● Exercise directions:
Scan the entries below and extract each line with the word "color" in it.

++++++

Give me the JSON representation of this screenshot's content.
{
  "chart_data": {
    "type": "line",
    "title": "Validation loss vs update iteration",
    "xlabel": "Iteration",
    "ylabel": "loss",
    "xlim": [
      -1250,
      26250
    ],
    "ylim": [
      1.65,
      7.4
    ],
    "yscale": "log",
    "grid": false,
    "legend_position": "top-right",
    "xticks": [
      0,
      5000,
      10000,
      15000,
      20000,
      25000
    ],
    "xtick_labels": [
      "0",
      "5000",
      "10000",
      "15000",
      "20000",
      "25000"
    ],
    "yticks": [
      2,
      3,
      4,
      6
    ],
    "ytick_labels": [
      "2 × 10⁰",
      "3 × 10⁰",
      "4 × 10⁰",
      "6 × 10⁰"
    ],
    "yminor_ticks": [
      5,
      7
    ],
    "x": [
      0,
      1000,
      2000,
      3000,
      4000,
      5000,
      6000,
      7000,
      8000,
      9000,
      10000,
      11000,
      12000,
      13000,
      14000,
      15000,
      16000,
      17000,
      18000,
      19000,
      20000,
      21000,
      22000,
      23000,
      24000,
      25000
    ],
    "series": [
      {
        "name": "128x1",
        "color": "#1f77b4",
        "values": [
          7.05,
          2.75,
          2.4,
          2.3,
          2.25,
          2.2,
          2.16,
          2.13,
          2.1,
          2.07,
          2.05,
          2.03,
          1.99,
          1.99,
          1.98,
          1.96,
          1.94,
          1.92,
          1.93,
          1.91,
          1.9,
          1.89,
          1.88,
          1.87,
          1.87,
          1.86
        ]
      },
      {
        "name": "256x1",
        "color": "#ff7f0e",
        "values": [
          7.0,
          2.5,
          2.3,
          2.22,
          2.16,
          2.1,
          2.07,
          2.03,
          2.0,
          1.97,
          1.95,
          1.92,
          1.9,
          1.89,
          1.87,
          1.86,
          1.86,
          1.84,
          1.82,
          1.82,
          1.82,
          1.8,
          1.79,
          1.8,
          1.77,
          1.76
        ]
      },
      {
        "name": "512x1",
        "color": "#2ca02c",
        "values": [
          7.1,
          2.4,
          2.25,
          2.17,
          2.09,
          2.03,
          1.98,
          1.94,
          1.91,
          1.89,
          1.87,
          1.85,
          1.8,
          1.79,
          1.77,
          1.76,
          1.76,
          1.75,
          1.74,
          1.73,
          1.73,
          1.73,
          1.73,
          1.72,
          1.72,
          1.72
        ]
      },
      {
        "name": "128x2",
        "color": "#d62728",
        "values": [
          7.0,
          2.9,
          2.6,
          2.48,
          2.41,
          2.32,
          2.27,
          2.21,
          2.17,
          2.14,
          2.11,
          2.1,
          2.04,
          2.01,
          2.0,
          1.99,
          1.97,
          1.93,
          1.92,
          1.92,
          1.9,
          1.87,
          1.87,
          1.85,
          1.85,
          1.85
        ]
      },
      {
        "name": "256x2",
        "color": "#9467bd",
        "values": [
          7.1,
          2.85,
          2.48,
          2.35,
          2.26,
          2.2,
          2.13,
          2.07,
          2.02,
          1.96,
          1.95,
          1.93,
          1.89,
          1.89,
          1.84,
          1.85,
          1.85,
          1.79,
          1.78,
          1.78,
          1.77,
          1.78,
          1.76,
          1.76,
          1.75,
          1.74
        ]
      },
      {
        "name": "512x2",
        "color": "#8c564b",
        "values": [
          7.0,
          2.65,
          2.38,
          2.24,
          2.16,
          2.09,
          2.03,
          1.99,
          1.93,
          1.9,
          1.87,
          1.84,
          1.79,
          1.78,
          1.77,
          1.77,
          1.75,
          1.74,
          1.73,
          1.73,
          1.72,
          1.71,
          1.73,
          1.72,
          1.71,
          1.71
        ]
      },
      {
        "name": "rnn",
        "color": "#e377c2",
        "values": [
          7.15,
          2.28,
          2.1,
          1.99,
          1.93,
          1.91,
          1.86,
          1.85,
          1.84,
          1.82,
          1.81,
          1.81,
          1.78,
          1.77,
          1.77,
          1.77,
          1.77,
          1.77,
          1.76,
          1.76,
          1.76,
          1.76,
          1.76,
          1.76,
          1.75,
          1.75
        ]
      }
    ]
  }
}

++++++

● Expected output:
        "color": "#1f77b4",
        "color": "#ff7f0e",
        "color": "#2ca02c",
        "color": "#d62728",
        "color": "#9467bd",
        "color": "#8c564b",
        "color": "#e377c2",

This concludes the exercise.